====== Records to process ======

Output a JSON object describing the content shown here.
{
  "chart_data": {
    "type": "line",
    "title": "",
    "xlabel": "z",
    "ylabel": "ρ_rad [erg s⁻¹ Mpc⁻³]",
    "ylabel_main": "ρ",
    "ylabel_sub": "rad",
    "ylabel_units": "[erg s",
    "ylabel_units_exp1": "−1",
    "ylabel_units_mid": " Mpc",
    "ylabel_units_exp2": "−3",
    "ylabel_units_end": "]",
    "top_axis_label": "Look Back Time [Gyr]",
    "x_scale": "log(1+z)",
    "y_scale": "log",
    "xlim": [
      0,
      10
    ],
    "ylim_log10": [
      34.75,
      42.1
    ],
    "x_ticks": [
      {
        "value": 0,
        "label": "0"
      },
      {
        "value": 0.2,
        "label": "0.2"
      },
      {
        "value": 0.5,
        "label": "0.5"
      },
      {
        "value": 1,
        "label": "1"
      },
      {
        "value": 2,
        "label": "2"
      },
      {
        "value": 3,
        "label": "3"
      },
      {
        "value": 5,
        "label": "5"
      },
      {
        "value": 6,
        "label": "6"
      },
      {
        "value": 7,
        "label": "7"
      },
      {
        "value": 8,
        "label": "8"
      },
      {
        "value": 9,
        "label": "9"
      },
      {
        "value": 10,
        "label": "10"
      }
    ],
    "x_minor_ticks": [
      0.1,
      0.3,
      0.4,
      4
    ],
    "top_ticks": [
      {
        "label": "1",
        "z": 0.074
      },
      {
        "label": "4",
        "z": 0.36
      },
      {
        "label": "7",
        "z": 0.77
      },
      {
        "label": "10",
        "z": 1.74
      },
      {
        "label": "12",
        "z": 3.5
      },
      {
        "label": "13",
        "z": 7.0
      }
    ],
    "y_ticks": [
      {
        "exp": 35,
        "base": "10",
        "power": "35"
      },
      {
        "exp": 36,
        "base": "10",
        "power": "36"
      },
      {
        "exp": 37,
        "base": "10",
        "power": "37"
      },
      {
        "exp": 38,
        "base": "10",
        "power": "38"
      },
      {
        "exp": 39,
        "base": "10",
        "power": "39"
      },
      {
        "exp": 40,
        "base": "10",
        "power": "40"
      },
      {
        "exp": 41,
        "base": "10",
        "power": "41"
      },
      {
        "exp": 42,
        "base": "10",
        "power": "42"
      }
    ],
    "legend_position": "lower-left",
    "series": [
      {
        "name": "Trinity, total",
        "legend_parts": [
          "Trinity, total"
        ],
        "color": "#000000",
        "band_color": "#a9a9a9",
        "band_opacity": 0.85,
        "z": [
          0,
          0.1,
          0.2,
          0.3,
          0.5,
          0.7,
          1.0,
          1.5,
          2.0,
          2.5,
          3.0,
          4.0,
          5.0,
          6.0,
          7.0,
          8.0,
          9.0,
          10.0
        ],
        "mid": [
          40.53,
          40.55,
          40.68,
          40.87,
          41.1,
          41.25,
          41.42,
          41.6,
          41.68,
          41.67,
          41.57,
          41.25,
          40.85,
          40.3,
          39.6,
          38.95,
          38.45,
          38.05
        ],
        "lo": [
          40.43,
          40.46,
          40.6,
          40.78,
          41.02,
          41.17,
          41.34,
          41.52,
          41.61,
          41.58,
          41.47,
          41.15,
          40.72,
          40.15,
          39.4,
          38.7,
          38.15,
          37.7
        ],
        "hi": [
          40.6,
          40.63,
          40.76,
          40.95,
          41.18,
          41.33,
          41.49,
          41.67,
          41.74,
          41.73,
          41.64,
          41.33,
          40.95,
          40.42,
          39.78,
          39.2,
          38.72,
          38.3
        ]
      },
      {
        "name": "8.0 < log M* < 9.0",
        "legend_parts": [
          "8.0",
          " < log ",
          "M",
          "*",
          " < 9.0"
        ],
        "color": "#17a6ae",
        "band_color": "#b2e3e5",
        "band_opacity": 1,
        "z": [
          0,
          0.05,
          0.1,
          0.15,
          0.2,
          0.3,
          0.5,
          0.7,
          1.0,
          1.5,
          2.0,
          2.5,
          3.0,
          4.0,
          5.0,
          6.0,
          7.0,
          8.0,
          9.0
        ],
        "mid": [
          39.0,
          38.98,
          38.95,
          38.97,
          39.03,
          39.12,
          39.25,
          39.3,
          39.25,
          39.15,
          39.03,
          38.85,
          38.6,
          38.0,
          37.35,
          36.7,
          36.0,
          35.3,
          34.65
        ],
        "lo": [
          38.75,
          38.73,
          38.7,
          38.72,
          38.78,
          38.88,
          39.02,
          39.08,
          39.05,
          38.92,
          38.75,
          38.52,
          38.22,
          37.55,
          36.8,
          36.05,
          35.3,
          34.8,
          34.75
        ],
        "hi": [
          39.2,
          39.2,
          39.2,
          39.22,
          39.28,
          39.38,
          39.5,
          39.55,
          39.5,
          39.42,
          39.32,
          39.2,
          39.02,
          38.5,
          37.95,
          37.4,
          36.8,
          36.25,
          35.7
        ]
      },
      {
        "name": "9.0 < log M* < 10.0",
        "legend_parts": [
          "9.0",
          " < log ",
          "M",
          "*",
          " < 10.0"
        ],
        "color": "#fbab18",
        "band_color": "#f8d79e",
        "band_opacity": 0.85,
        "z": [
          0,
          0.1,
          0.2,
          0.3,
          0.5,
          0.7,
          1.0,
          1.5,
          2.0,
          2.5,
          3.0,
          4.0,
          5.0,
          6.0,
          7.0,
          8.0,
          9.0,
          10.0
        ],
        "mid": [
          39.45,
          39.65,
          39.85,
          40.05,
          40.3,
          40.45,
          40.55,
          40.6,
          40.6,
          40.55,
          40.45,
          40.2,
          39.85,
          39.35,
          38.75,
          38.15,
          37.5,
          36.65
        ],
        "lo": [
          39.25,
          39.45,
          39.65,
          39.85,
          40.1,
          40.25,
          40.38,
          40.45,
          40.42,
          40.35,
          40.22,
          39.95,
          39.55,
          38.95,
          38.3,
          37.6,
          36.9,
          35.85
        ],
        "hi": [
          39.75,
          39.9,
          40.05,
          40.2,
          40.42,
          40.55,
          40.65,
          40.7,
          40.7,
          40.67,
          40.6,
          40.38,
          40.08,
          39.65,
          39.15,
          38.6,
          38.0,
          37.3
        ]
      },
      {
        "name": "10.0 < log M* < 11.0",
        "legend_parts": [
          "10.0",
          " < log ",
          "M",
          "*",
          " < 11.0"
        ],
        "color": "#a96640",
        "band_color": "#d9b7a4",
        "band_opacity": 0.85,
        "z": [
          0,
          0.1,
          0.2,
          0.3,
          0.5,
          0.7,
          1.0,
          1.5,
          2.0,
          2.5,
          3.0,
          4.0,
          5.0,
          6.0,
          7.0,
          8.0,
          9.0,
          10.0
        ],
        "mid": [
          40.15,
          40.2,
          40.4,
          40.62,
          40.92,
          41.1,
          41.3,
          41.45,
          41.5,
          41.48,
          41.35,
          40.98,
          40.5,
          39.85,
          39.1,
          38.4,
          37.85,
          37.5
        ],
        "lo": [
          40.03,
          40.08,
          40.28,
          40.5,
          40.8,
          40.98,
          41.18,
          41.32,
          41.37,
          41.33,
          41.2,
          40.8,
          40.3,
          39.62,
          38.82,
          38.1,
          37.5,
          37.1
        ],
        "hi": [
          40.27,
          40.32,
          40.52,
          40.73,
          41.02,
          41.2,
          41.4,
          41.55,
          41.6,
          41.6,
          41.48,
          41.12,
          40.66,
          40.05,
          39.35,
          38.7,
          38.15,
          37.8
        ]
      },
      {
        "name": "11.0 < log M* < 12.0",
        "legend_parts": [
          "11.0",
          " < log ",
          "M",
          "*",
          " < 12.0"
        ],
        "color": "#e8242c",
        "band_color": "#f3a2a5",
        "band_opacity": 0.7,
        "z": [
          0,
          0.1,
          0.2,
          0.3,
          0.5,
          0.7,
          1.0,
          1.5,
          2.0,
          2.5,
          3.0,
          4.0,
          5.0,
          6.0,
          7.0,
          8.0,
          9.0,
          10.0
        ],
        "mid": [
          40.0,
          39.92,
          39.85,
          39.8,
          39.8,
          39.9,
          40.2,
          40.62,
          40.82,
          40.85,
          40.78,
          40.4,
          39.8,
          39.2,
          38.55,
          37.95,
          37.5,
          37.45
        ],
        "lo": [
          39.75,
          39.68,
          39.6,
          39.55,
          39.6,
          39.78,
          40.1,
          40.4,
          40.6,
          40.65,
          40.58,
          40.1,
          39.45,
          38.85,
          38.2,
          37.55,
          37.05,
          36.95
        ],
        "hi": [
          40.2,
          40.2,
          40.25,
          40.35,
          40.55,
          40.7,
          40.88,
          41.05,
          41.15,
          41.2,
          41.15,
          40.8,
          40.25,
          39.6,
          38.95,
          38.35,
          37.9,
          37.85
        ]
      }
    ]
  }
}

======

What you are asked to do:
Go through the listing above line by line and say how many lines hold the word "value". Reply with that number only.

Result:
12